**Listing:**
◆ ◆ ◆
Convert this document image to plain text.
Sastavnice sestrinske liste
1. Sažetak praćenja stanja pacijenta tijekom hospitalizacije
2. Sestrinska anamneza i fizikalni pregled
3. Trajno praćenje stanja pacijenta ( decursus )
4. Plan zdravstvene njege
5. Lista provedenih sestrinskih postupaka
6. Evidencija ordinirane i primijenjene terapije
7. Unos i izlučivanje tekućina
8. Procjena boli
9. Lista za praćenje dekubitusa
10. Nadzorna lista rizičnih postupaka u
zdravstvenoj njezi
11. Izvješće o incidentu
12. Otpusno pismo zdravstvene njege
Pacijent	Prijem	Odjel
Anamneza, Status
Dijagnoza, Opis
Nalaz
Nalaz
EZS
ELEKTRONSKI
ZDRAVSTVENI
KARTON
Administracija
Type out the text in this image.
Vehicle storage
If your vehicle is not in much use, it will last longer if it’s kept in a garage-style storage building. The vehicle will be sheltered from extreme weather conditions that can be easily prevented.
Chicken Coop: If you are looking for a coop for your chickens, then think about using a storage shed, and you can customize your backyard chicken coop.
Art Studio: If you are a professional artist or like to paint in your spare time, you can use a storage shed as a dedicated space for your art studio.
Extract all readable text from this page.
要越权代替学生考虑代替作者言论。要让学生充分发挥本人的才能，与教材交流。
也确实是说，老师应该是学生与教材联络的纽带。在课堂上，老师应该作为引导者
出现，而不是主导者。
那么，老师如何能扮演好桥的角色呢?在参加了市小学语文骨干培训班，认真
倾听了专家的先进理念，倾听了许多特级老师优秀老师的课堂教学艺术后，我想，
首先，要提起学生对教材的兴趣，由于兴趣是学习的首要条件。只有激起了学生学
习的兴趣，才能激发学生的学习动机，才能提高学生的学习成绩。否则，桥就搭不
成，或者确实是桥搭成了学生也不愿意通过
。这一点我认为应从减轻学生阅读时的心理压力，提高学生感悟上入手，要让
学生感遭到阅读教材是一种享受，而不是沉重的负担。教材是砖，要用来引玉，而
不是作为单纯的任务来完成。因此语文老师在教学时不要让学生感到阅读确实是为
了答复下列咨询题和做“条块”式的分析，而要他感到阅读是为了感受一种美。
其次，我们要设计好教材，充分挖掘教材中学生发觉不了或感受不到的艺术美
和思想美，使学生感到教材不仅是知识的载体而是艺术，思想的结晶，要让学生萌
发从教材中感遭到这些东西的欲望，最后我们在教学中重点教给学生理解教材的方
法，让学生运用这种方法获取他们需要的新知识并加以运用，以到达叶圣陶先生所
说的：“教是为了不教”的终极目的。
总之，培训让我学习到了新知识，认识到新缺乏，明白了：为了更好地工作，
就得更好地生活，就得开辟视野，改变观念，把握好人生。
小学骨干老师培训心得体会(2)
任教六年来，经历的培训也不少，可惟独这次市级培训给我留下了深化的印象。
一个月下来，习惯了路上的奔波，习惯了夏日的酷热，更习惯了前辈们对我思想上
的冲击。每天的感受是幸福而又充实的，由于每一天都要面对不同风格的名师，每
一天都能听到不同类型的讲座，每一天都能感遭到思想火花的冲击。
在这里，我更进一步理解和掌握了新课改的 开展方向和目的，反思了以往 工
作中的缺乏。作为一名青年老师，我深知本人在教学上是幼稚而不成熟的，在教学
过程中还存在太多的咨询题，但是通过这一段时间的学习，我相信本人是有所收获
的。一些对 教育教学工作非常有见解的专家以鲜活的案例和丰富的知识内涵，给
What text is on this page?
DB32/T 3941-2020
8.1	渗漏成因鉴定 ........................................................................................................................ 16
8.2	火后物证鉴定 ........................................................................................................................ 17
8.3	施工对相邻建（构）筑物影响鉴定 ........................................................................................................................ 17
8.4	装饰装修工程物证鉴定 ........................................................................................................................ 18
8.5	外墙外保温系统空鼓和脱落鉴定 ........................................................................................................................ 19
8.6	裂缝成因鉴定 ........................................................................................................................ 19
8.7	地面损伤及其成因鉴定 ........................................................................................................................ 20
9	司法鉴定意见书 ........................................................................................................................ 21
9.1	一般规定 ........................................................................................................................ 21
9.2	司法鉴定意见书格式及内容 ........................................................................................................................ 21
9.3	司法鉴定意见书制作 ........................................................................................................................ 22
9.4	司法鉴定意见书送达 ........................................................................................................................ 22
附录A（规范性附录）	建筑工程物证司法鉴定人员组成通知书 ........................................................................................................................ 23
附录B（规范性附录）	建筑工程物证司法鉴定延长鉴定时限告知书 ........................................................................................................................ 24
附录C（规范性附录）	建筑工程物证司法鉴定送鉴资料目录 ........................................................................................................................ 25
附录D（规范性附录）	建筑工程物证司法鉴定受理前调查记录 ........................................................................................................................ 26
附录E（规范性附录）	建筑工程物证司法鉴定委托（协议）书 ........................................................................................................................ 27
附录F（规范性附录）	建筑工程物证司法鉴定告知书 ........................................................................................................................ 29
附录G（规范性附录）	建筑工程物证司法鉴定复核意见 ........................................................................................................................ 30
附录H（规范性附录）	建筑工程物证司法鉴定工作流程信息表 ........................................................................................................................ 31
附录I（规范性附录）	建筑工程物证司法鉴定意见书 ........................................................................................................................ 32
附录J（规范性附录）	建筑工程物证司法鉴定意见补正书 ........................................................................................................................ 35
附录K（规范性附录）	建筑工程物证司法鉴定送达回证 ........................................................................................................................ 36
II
◆ ◆ ◆
**Task statement:**
Give the entries once more, exactly as they appear.

**Full response:**
Convert this document image to plain text.
Sastavnice sestrinske liste
1. Sažetak praćenja stanja pacijenta tijekom hospitalizacije
2. Sestrinska anamneza i fizikalni pregled
3. Trajno praćenje stanja pacijenta ( decursus )
4. Plan zdravstvene njege
5. Lista provedenih sestrinskih postupaka
6. Evidencija ordinirane i primijenjene terapije
7. Unos i izlučivanje tekućina
8. Procjena boli
9. Lista za praćenje dekubitusa
10. Nadzorna lista rizičnih postupaka u
zdravstvenoj njezi
11. Izvješće o incidentu
12. Otpusno pismo zdravstvene njege
Pacijent	Prijem	Odjel
Anamneza, Status
Dijagnoza, Opis
Nalaz
Nalaz
EZS
ELEKTRONSKI
ZDRAVSTVENI
KARTON
Administracija
Type out the text in this image.
Vehicle storage
If your vehicle is not in much use, it will last longer if it’s kept in a garage-style storage building. The vehicle will be sheltered from extreme weather conditions that can be easily prevented.
Chicken Coop: If you are looking for a coop for your chickens, then think about using a storage shed, and you can customize your backyard chicken coop.
Art Studio: If you are a professional artist or like to paint in your spare time, you can use a storage shed as a dedicated space for your art studio.
Extract all readable text from this page.
要越权代替学生考虑代替作者言论。要让学生充分发挥本人的才能，与教材交流。
也确实是说，老师应该是学生与教材联络的纽带。在课堂上，老师应该作为引导者
出现，而不是主导者。
那么，老师如何能扮演好桥的角色呢?在参加了市小学语文骨干培训班，认真
倾听了专家的先进理念，倾听了许多特级老师优秀老师的课堂教学艺术后，我想，
首先，要提起学生对教材的兴趣，由于兴趣是学习的首要条件。只有激起了学生学
习的兴趣，才能激发学生的学习动机，才能提高学生的学习成绩。否则，桥就搭不
成，或者确实是桥搭成了学生也不愿意通过
。这一点我认为应从减轻学生阅读时的心理压力，提高学生感悟上入手，要让
学生感遭到阅读教材是一种享受，而不是沉重的负担。教材是砖，要用来引玉，而
不是作为单纯的任务来完成。因此语文老师在教学时不要让学生感到阅读确实是为
了答复下列咨询题和做“条块”式的分析，而要他感到阅读是为了感受一种美。
其次，我们要设计好教材，充分挖掘教材中学生发觉不了或感受不到的艺术美
和思想美，使学生感到教材不仅是知识的载体而是艺术，思想的结晶，要让学生萌
发从教材中感遭到这些东西的欲望，最后我们在教学中重点教给学生理解教材的方
法，让学生运用这种方法获取他们需要的新知识并加以运用，以到达叶圣陶先生所
说的：“教是为了不教”的终极目的。
总之，培训让我学习到了新知识，认识到新缺乏，明白了：为了更好地工作，
就得更好地生活，就得开辟视野，改变观念，把握好人生。
小学骨干老师培训心得体会(2)
任教六年来，经历的培训也不少，可惟独这次市级培训给我留下了深化的印象。
一个月下来，习惯了路上的奔波，习惯了夏日的酷热，更习惯了前辈们对我思想上
的冲击。每天的感受是幸福而又充实的，由于每一天都要面对不同风格的名师，每
一天都能听到不同类型的讲座，每一天都能感遭到思想火花的冲击。
在这里，我更进一步理解和掌握了新课改的 开展方向和目的，反思了以往 工
作中的缺乏。作为一名青年老师，我深知本人在教学上是幼稚而不成熟的，在教学
过程中还存在太多的咨询题，但是通过这一段时间的学习，我相信本人是有所收获
的。一些对 教育教学工作非常有见解的专家以鲜活的案例和丰富的知识内涵，给
What text is on this page?
DB32/T 3941-2020
8.1	渗漏成因鉴定 ........................................................................................................................ 16
8.2	火后物证鉴定 ........................................................................................................................ 17
8.3	施工对相邻建（构）筑物影响鉴定 ........................................................................................................................ 17
8.4	装饰装修工程物证鉴定 ........................................................................................................................ 18
8.5	外墙外保温系统空鼓和脱落鉴定 ........................................................................................................................ 19
8.6	裂缝成因鉴定 ........................................................................................................................ 19
8.7	地面损伤及其成因鉴定 ........................................................................................................................ 20
9	司法鉴定意见书 ........................................................................................................................ 21
9.1	一般规定 ........................................................................................................................ 21
9.2	司法鉴定意见书格式及内容 ........................................................................................................................ 21
9.3	司法鉴定意见书制作 ........................................................................................................................ 22
9.4	司法鉴定意见书送达 ........................................................................................................................ 22
附录A（规范性附录）	建筑工程物证司法鉴定人员组成通知书 ........................................................................................................................ 23
附录B（规范性附录）	建筑工程物证司法鉴定延长鉴定时限告知书 ........................................................................................................................ 24
附录C（规范性附录）	建筑工程物证司法鉴定送鉴资料目录 ........................................................................................................................ 25
附录D（规范性附录）	建筑工程物证司法鉴定受理前调查记录 ........................................................................................................................ 26
附录E（规范性附录）	建筑工程物证司法鉴定委托（协议）书 ........................................................................................................................ 27
附录F（规范性附录）	建筑工程物证司法鉴定告知书 ........................................................................................................................ 29
附录G（规范性附录）	建筑工程物证司法鉴定复核意见 ........................................................................................................................ 30
附录H（规范性附录）	建筑工程物证司法鉴定工作流程信息表 ........................................................................................................................ 31
附录I（规范性附录）	建筑工程物证司法鉴定意见书 ........................................................................................................................ 32
附录J（规范性附录）	建筑工程物证司法鉴定意见补正书 ........................................................................................................................ 35
附录K（规范性附录）	建筑工程物证司法鉴定送达回证 ........................................................................................................................ 36
II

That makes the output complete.